● Work to complete: Keep the pictures out of the copy and repeat the records exactly.

● Dataset:
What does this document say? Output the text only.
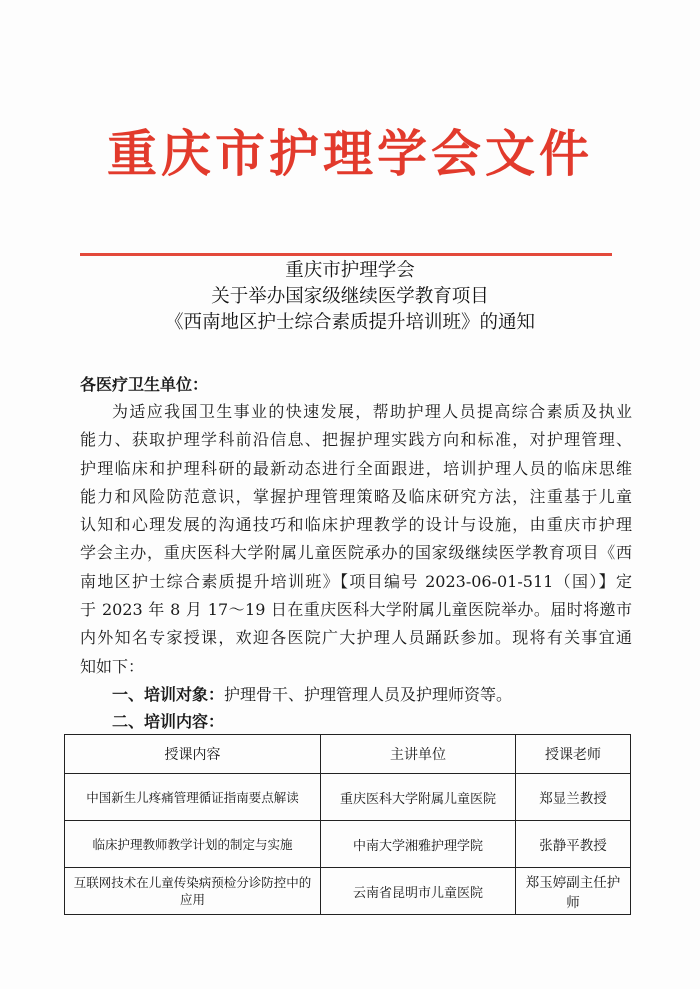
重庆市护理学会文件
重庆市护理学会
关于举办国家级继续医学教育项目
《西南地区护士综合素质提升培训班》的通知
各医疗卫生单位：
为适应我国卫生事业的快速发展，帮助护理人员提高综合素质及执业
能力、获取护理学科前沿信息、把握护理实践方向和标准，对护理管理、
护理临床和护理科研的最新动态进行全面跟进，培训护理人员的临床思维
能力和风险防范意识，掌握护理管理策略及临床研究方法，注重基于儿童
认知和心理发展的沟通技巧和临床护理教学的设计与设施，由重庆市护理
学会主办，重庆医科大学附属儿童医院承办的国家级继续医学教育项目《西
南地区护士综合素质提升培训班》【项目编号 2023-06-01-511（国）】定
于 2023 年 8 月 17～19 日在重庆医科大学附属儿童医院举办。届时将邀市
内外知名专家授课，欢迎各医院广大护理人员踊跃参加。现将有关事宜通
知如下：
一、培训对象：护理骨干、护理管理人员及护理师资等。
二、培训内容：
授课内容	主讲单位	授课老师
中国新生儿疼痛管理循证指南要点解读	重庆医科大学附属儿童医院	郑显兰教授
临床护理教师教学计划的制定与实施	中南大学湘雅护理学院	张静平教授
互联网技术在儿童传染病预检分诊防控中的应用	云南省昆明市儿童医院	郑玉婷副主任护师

● Exercise answer:
What does this document say? Output the text only.
重庆市护理学会文件
重庆市护理学会
关于举办国家级继续医学教育项目
《西南地区护士综合素质提升培训班》的通知
各医疗卫生单位：
为适应我国卫生事业的快速发展，帮助护理人员提高综合素质及执业
能力、获取护理学科前沿信息、把握护理实践方向和标准，对护理管理、
护理临床和护理科研的最新动态进行全面跟进，培训护理人员的临床思维
能力和风险防范意识，掌握护理管理策略及临床研究方法，注重基于儿童
认知和心理发展的沟通技巧和临床护理教学的设计与设施，由重庆市护理
学会主办，重庆医科大学附属儿童医院承办的国家级继续医学教育项目《西
南地区护士综合素质提升培训班》【项目编号 2023-06-01-511（国）】定
于 2023 年 8 月 17～19 日在重庆医科大学附属儿童医院举办。届时将邀市
内外知名专家授课，欢迎各医院广大护理人员踊跃参加。现将有关事宜通
知如下：
一、培训对象：护理骨干、护理管理人员及护理师资等。
二、培训内容：
授课内容	主讲单位	授课老师
中国新生儿疼痛管理循证指南要点解读	重庆医科大学附属儿童医院	郑显兰教授
临床护理教师教学计划的制定与实施	中南大学湘雅护理学院	张静平教授
互联网技术在儿童传染病预检分诊防控中的应用	云南省昆明市儿童医院	郑玉婷副主任护师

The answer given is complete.